To do.
Give a verbatim quotation of every record.

Recorded data.

##############################

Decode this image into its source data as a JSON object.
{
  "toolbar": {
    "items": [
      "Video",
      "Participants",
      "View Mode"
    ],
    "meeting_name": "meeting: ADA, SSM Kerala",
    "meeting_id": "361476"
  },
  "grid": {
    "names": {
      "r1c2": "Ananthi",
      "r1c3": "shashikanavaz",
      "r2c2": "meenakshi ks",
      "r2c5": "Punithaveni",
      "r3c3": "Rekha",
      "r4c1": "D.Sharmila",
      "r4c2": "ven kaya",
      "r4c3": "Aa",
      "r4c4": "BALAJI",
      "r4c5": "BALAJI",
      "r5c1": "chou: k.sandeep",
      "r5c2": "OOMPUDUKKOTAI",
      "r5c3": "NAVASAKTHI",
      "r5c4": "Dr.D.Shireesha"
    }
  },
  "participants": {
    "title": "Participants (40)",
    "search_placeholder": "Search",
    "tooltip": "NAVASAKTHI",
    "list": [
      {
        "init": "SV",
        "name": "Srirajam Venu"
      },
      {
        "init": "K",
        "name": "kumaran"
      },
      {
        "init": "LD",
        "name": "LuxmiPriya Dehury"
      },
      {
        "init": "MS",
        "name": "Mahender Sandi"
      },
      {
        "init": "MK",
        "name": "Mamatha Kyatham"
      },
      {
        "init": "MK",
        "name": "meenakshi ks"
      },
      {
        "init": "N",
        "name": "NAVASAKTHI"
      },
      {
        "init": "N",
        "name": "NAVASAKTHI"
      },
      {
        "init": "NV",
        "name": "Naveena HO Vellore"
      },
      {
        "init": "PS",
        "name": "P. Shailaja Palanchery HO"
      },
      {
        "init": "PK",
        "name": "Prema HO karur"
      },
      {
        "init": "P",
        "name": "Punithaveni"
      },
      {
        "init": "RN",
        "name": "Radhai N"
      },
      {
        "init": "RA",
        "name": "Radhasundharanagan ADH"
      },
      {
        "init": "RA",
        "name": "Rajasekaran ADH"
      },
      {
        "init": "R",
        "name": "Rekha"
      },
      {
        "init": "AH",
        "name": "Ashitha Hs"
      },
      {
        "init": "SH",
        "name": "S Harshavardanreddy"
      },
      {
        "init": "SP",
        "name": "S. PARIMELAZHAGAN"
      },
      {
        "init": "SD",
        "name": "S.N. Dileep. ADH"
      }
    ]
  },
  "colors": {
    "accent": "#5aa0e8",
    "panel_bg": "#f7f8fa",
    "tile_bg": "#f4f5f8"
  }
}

##############################

Full answer.
Decode this image into its source data as a JSON object.
{
  "toolbar": {
    "items": [
      "Video",
      "Participants",
      "View Mode"
    ],
    "meeting_name": "meeting: ADA, SSM Kerala",
    "meeting_id": "361476"
  },
  "grid": {
    "names": {
      "r1c2": "Ananthi",
      "r1c3": "shashikanavaz",
      "r2c2": "meenakshi ks",
      "r2c5": "Punithaveni",
      "r3c3": "Rekha",
      "r4c1": "D.Sharmila",
      "r4c2": "ven kaya",
      "r4c3": "Aa",
      "r4c4": "BALAJI",
      "r4c5": "BALAJI",
      "r5c1": "chou: k.sandeep",
      "r5c2": "OOMPUDUKKOTAI",
      "r5c3": "NAVASAKTHI",
      "r5c4": "Dr.D.Shireesha"
    }
  },
  "participants": {
    "title": "Participants (40)",
    "search_placeholder": "Search",
    "tooltip": "NAVASAKTHI",
    "list": [
      {
        "init": "SV",
        "name": "Srirajam Venu"
      },
      {
        "init": "K",
        "name": "kumaran"
      },
      {
        "init": "LD",
        "name": "LuxmiPriya Dehury"
      },
      {
        "init": "MS",
        "name": "Mahender Sandi"
      },
      {
        "init": "MK",
        "name": "Mamatha Kyatham"
      },
      {
        "init": "MK",
        "name": "meenakshi ks"
      },
      {
        "init": "N",
        "name": "NAVASAKTHI"
      },
      {
        "init": "N",
        "name": "NAVASAKTHI"
      },
      {
        "init": "NV",
        "name": "Naveena HO Vellore"
      },
      {
        "init": "PS",
        "name": "P. Shailaja Palanchery HO"
      },
      {
        "init": "PK",
        "name": "Prema HO karur"
      },
      {
        "init": "P",
        "name": "Punithaveni"
      },
      {
        "init": "RN",
        "name": "Radhai N"
      },
      {
        "init": "RA",
        "name": "Radhasundharanagan ADH"
      },
      {
        "init": "RA",
        "name": "Rajasekaran ADH"
      },
      {
        "init": "R",
        "name": "Rekha"
      },
      {
        "init": "AH",
        "name": "Ashitha Hs"
      },
      {
        "init": "SH",
        "name": "S Harshavardanreddy"
      },
      {
        "init": "SP",
        "name": "S. PARIMELAZHAGAN"
      },
      {
        "init": "SD",
        "name": "S.N. Dileep. ADH"
      }
    ]
  },
  "colors": {
    "accent": "#5aa0e8",
    "panel_bg": "#f7f8fa",
    "tile_bg": "#f4f5f8"
  }
}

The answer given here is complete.